*Set exercise:* Return all entries word for word, but drop any images.

*Dataset:*
● ● ● ● ●
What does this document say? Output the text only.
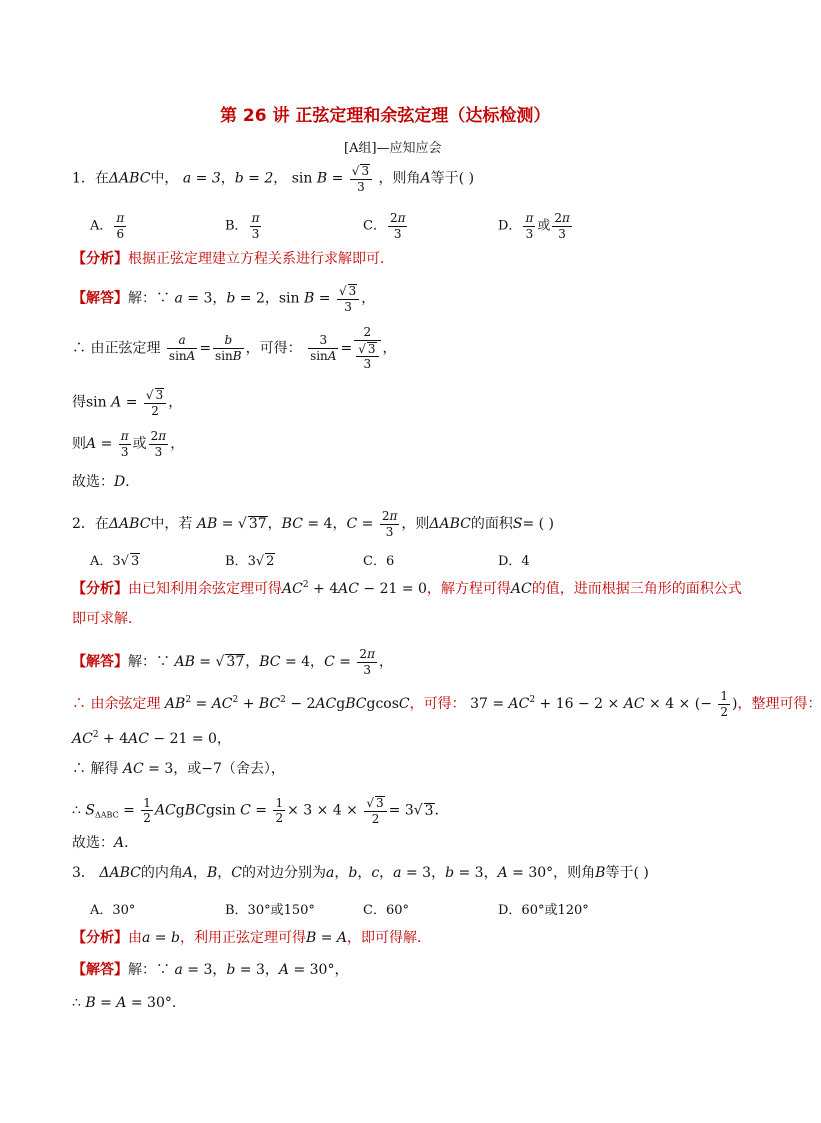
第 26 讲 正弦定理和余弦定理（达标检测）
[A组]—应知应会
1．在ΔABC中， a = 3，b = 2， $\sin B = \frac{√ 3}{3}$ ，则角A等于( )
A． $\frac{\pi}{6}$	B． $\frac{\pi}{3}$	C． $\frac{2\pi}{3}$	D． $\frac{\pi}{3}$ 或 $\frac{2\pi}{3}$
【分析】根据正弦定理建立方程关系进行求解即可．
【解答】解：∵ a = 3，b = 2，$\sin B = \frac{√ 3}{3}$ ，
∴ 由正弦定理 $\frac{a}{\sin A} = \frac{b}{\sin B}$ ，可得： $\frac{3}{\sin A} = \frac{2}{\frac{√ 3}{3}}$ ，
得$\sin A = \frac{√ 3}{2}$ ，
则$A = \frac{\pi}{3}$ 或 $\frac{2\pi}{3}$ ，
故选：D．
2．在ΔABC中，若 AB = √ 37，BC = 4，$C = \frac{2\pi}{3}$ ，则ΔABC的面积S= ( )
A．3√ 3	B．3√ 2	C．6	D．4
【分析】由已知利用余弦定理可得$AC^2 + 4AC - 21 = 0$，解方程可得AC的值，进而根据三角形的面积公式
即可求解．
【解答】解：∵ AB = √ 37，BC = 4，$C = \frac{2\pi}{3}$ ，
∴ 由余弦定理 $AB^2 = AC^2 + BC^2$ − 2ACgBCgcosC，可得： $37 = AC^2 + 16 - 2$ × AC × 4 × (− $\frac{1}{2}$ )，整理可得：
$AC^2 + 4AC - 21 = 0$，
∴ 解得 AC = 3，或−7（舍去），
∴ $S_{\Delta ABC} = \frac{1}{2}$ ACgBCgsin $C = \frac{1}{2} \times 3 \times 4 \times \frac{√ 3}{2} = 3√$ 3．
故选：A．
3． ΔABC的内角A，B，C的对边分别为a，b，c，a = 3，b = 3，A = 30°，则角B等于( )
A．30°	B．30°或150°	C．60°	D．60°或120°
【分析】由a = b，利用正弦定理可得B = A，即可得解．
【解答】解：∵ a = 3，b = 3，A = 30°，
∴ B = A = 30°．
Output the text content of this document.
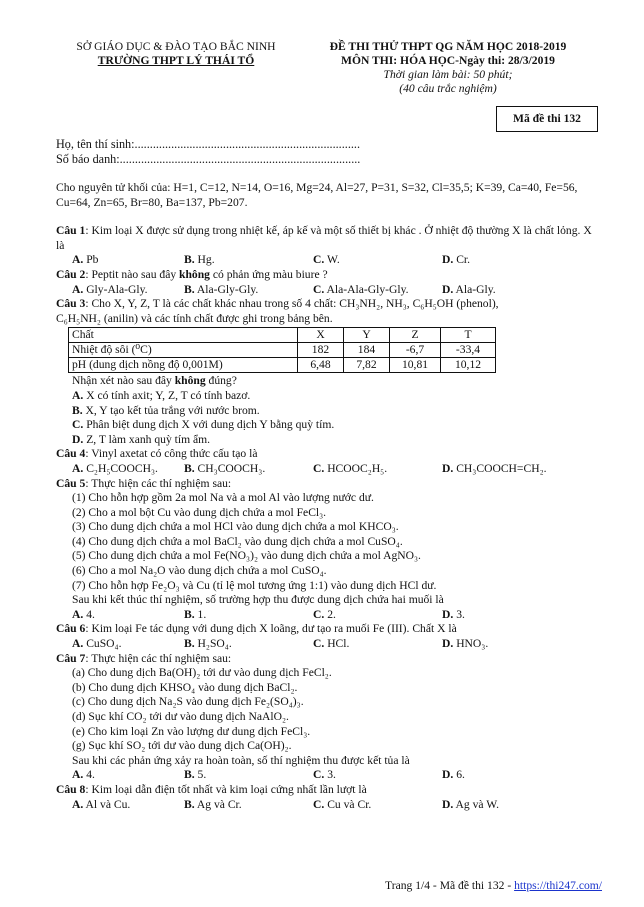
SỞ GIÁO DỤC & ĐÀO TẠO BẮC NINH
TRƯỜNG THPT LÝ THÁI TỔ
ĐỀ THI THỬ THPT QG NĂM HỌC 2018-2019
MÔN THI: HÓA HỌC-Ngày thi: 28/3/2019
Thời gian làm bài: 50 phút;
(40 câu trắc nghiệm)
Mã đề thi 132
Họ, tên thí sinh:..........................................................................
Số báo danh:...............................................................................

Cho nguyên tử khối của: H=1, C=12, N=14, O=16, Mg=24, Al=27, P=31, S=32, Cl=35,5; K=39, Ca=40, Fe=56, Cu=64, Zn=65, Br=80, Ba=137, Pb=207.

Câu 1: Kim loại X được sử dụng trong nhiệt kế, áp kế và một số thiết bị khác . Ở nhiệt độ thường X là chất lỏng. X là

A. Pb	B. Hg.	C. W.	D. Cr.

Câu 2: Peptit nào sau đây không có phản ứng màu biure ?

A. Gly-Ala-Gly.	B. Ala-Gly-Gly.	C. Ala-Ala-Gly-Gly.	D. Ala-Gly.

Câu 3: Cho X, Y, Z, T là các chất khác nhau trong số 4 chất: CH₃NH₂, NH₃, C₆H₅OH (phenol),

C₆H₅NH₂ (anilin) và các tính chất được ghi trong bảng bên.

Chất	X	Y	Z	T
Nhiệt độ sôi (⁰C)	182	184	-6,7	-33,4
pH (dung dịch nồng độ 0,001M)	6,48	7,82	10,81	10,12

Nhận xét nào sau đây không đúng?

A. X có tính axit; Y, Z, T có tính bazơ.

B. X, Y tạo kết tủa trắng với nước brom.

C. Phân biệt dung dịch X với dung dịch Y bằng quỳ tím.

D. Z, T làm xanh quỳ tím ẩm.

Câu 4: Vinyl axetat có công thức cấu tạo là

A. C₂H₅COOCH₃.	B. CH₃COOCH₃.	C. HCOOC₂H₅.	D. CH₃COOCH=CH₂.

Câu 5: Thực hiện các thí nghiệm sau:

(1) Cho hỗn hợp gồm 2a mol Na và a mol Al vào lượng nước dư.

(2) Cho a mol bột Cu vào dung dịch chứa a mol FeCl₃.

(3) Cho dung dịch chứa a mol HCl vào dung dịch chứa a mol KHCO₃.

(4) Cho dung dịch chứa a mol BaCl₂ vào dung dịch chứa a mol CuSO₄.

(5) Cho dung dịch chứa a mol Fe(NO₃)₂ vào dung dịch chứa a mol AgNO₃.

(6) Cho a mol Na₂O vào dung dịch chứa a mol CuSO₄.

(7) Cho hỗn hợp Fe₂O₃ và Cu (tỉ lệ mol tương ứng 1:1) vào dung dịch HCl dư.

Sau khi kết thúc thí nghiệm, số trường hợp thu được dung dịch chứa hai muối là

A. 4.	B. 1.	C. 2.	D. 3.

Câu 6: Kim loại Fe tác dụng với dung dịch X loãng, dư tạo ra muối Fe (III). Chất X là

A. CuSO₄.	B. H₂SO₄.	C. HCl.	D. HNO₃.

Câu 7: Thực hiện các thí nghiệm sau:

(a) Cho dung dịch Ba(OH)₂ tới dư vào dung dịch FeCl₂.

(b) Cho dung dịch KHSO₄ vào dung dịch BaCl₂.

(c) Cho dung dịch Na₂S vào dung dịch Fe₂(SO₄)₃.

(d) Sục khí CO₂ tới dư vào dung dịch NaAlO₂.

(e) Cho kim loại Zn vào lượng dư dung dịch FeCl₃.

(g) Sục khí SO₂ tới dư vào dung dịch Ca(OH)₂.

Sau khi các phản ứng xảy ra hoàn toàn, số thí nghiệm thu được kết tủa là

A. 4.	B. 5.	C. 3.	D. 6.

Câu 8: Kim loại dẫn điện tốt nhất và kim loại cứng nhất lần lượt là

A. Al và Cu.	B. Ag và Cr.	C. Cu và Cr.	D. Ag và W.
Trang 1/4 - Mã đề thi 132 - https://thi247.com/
● ● ● ● ●
*Correct response:*
What does this document say? Output the text only.
第 26 讲 正弦定理和余弦定理（达标检测）
[A组]—应知应会
1．在ΔABC中， a = 3，b = 2， $\sin B = \frac{√ 3}{3}$ ，则角A等于( )
A． $\frac{\pi}{6}$	B． $\frac{\pi}{3}$	C． $\frac{2\pi}{3}$	D． $\frac{\pi}{3}$ 或 $\frac{2\pi}{3}$
【分析】根据正弦定理建立方程关系进行求解即可．
【解答】解：∵ a = 3，b = 2，$\sin B = \frac{√ 3}{3}$ ，
∴ 由正弦定理 $\frac{a}{\sin A} = \frac{b}{\sin B}$ ，可得： $\frac{3}{\sin A} = \frac{2}{\frac{√ 3}{3}}$ ，
得$\sin A = \frac{√ 3}{2}$ ，
则$A = \frac{\pi}{3}$ 或 $\frac{2\pi}{3}$ ，
故选：D．
2．在ΔABC中，若 AB = √ 37，BC = 4，$C = \frac{2\pi}{3}$ ，则ΔABC的面积S= ( )
A．3√ 3	B．3√ 2	C．6	D．4
【分析】由已知利用余弦定理可得$AC^2 + 4AC - 21 = 0$，解方程可得AC的值，进而根据三角形的面积公式
即可求解．
【解答】解：∵ AB = √ 37，BC = 4，$C = \frac{2\pi}{3}$ ，
∴ 由余弦定理 $AB^2 = AC^2 + BC^2$ − 2ACgBCgcosC，可得： $37 = AC^2 + 16 - 2$ × AC × 4 × (− $\frac{1}{2}$ )，整理可得：
$AC^2 + 4AC - 21 = 0$，
∴ 解得 AC = 3，或−7（舍去），
∴ $S_{\Delta ABC} = \frac{1}{2}$ ACgBCgsin $C = \frac{1}{2} \times 3 \times 4 \times \frac{√ 3}{2} = 3√$ 3．
故选：A．
3． ΔABC的内角A，B，C的对边分别为a，b，c，a = 3，b = 3，A = 30°，则角B等于( )
A．30°	B．30°或150°	C．60°	D．60°或120°
【分析】由a = b，利用正弦定理可得B = A，即可得解．
【解答】解：∵ a = 3，b = 3，A = 30°，
∴ B = A = 30°．
Output the text content of this document.
SỞ GIÁO DỤC & ĐÀO TẠO BẮC NINH
TRƯỜNG THPT LÝ THÁI TỔ
ĐỀ THI THỬ THPT QG NĂM HỌC 2018-2019
MÔN THI: HÓA HỌC-Ngày thi: 28/3/2019
Thời gian làm bài: 50 phút;
(40 câu trắc nghiệm)
Mã đề thi 132
Họ, tên thí sinh:..........................................................................
Số báo danh:...............................................................................

Cho nguyên tử khối của: H=1, C=12, N=14, O=16, Mg=24, Al=27, P=31, S=32, Cl=35,5; K=39, Ca=40, Fe=56, Cu=64, Zn=65, Br=80, Ba=137, Pb=207.

Câu 1: Kim loại X được sử dụng trong nhiệt kế, áp kế và một số thiết bị khác . Ở nhiệt độ thường X là chất lỏng. X là

A. Pb	B. Hg.	C. W.	D. Cr.

Câu 2: Peptit nào sau đây không có phản ứng màu biure ?

A. Gly-Ala-Gly.	B. Ala-Gly-Gly.	C. Ala-Ala-Gly-Gly.	D. Ala-Gly.

Câu 3: Cho X, Y, Z, T là các chất khác nhau trong số 4 chất: CH₃NH₂, NH₃, C₆H₅OH (phenol),

C₆H₅NH₂ (anilin) và các tính chất được ghi trong bảng bên.

Chất	X	Y	Z	T
Nhiệt độ sôi (⁰C)	182	184	-6,7	-33,4
pH (dung dịch nồng độ 0,001M)	6,48	7,82	10,81	10,12

Nhận xét nào sau đây không đúng?

A. X có tính axit; Y, Z, T có tính bazơ.

B. X, Y tạo kết tủa trắng với nước brom.

C. Phân biệt dung dịch X với dung dịch Y bằng quỳ tím.

D. Z, T làm xanh quỳ tím ẩm.

Câu 4: Vinyl axetat có công thức cấu tạo là

A. C₂H₅COOCH₃.	B. CH₃COOCH₃.	C. HCOOC₂H₅.	D. CH₃COOCH=CH₂.

Câu 5: Thực hiện các thí nghiệm sau:

(1) Cho hỗn hợp gồm 2a mol Na và a mol Al vào lượng nước dư.

(2) Cho a mol bột Cu vào dung dịch chứa a mol FeCl₃.

(3) Cho dung dịch chứa a mol HCl vào dung dịch chứa a mol KHCO₃.

(4) Cho dung dịch chứa a mol BaCl₂ vào dung dịch chứa a mol CuSO₄.

(5) Cho dung dịch chứa a mol Fe(NO₃)₂ vào dung dịch chứa a mol AgNO₃.

(6) Cho a mol Na₂O vào dung dịch chứa a mol CuSO₄.

(7) Cho hỗn hợp Fe₂O₃ và Cu (tỉ lệ mol tương ứng 1:1) vào dung dịch HCl dư.

Sau khi kết thúc thí nghiệm, số trường hợp thu được dung dịch chứa hai muối là

A. 4.	B. 1.	C. 2.	D. 3.

Câu 6: Kim loại Fe tác dụng với dung dịch X loãng, dư tạo ra muối Fe (III). Chất X là

A. CuSO₄.	B. H₂SO₄.	C. HCl.	D. HNO₃.

Câu 7: Thực hiện các thí nghiệm sau:

(a) Cho dung dịch Ba(OH)₂ tới dư vào dung dịch FeCl₂.

(b) Cho dung dịch KHSO₄ vào dung dịch BaCl₂.

(c) Cho dung dịch Na₂S vào dung dịch Fe₂(SO₄)₃.

(d) Sục khí CO₂ tới dư vào dung dịch NaAlO₂.

(e) Cho kim loại Zn vào lượng dư dung dịch FeCl₃.

(g) Sục khí SO₂ tới dư vào dung dịch Ca(OH)₂.

Sau khi các phản ứng xảy ra hoàn toàn, số thí nghiệm thu được kết tủa là

A. 4.	B. 5.	C. 3.	D. 6.

Câu 8: Kim loại dẫn điện tốt nhất và kim loại cứng nhất lần lượt là

A. Al và Cu.	B. Ag và Cr.	C. Cu và Cr.	D. Ag và W.
Trang 1/4 - Mã đề thi 132 - https://thi247.com/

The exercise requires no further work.